*What to produce*
Identify every line in the records below that contains the word "Tajuk", and reproduce each one.

*Given data*

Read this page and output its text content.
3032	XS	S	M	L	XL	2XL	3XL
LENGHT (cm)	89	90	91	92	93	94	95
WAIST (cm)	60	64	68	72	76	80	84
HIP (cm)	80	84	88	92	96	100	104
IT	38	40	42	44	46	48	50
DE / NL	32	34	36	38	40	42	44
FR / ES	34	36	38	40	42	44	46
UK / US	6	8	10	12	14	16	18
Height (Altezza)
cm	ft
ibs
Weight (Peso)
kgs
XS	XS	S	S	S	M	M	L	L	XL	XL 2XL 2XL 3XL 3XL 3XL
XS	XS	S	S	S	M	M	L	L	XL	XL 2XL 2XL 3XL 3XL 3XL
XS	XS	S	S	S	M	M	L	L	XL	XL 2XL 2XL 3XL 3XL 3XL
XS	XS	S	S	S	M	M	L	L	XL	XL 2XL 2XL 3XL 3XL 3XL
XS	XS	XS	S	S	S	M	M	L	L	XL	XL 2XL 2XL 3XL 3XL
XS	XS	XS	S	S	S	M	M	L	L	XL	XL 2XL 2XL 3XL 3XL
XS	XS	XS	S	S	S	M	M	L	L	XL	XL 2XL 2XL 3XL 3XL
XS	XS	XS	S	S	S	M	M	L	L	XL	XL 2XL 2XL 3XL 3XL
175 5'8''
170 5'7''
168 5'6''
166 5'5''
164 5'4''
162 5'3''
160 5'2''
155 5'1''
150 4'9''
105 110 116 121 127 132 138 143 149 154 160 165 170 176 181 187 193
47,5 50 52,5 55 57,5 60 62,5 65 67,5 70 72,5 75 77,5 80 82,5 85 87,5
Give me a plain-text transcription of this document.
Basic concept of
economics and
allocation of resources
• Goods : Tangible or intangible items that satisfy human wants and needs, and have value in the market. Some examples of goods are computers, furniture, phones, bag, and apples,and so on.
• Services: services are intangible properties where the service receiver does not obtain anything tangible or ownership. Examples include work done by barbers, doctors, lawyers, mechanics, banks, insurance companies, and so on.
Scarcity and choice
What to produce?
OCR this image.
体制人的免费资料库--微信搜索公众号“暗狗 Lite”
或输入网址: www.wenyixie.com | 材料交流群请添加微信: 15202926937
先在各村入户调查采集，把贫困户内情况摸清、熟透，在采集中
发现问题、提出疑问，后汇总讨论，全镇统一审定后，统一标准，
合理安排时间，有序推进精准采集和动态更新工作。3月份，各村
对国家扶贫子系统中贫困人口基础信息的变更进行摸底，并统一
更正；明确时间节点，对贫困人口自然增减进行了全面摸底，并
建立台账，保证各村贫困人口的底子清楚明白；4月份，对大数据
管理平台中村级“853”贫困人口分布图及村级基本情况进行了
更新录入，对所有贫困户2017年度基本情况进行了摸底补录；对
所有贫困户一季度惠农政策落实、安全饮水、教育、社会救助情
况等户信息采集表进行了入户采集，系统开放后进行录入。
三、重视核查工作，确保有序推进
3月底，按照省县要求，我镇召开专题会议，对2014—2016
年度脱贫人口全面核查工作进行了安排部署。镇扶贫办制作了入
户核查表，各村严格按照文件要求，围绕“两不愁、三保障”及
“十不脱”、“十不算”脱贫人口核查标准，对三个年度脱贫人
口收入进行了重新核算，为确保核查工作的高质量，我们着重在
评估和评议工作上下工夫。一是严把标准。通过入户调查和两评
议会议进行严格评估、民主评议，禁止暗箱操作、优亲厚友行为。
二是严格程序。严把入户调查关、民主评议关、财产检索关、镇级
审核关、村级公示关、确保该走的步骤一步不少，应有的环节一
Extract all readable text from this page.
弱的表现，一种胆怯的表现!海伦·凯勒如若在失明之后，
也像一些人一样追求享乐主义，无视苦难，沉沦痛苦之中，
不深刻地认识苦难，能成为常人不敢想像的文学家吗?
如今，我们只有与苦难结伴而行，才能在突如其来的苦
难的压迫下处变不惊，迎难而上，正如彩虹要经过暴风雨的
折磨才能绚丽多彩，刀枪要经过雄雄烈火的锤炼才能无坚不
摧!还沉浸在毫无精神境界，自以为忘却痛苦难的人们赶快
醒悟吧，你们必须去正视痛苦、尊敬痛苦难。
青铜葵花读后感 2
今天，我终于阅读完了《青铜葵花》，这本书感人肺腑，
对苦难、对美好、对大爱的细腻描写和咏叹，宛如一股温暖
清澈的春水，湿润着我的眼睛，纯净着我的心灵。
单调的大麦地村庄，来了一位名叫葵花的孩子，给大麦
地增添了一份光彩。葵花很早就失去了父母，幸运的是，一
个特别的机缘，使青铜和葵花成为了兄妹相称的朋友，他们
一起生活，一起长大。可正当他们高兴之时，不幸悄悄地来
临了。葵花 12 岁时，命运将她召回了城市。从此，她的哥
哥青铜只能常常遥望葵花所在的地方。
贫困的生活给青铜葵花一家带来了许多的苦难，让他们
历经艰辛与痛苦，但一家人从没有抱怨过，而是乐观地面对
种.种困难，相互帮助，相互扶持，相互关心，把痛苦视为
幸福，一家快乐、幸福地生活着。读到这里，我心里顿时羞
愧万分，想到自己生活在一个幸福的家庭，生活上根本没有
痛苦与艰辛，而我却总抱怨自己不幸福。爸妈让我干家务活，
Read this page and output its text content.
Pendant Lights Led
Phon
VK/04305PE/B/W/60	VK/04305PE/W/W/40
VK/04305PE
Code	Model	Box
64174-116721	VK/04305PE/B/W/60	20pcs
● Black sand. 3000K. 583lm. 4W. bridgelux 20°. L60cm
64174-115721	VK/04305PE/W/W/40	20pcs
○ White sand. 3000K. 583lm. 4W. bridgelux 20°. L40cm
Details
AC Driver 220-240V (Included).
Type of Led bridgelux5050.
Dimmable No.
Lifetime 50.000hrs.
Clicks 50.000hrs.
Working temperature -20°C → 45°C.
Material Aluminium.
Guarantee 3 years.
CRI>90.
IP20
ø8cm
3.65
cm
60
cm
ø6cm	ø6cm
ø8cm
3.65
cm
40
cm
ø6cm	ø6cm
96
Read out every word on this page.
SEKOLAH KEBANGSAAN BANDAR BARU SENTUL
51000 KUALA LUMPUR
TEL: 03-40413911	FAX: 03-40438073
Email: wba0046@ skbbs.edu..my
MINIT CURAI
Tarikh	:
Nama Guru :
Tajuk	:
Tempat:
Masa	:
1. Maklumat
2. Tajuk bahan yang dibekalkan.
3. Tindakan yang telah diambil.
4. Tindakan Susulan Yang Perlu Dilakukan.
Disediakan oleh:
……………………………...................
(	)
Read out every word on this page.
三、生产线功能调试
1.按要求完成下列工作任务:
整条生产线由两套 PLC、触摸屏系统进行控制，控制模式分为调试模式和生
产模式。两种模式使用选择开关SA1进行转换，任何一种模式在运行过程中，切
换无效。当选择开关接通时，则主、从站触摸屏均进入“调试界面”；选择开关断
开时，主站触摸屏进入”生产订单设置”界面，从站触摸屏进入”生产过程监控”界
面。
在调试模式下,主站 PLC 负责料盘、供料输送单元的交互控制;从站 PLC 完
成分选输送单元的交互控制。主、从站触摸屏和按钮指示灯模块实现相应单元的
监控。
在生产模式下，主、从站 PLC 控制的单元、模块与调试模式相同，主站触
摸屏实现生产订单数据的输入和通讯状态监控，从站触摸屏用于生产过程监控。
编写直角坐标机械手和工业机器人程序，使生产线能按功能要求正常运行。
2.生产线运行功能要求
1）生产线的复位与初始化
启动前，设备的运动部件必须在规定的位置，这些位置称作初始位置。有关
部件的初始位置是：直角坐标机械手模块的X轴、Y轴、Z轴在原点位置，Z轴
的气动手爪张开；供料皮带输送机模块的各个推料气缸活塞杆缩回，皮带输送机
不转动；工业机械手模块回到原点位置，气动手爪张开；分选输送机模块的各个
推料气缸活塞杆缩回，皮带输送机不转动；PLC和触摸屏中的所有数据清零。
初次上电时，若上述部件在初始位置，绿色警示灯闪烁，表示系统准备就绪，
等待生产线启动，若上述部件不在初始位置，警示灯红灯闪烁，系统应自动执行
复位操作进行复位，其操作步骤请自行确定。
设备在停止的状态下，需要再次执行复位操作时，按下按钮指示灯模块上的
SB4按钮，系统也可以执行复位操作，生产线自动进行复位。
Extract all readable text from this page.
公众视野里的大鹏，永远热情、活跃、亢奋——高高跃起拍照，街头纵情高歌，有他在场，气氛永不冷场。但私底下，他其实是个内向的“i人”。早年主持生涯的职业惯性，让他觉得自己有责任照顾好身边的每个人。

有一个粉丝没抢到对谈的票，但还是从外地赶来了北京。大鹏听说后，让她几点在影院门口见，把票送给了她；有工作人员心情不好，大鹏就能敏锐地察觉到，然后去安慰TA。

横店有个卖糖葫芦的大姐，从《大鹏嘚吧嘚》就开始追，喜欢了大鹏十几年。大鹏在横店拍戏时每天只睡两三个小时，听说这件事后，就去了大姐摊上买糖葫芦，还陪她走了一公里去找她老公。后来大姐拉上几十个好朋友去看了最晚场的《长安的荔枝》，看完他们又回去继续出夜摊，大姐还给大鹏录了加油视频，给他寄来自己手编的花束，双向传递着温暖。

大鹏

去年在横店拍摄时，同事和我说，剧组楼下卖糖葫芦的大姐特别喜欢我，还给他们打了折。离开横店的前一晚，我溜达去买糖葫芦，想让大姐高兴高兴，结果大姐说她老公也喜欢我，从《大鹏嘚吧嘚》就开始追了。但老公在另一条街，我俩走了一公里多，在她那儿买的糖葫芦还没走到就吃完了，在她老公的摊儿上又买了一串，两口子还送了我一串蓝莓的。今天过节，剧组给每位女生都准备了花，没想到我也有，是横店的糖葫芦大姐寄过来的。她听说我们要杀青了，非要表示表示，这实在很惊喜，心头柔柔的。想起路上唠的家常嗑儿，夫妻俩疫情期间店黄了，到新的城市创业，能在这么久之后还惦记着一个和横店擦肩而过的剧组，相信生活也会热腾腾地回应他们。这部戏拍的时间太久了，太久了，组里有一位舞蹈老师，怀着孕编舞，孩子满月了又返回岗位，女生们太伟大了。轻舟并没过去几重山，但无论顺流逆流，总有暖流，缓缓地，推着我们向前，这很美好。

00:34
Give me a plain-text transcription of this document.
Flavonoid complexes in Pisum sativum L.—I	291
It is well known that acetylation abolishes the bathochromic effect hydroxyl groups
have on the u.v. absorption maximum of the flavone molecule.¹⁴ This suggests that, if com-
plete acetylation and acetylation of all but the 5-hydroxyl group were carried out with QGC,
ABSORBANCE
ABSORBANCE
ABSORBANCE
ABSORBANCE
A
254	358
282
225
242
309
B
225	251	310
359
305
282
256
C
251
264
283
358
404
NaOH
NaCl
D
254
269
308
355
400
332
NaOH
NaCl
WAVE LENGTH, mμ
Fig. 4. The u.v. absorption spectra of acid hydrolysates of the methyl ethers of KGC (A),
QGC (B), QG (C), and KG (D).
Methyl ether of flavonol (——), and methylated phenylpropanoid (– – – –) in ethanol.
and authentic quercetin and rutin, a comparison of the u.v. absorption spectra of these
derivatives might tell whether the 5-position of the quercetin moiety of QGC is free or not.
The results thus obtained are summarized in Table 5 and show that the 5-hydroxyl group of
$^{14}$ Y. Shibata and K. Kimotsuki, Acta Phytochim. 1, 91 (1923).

*Finished answer*
Tajuk	:
2. Tajuk bahan yang dibekalkan.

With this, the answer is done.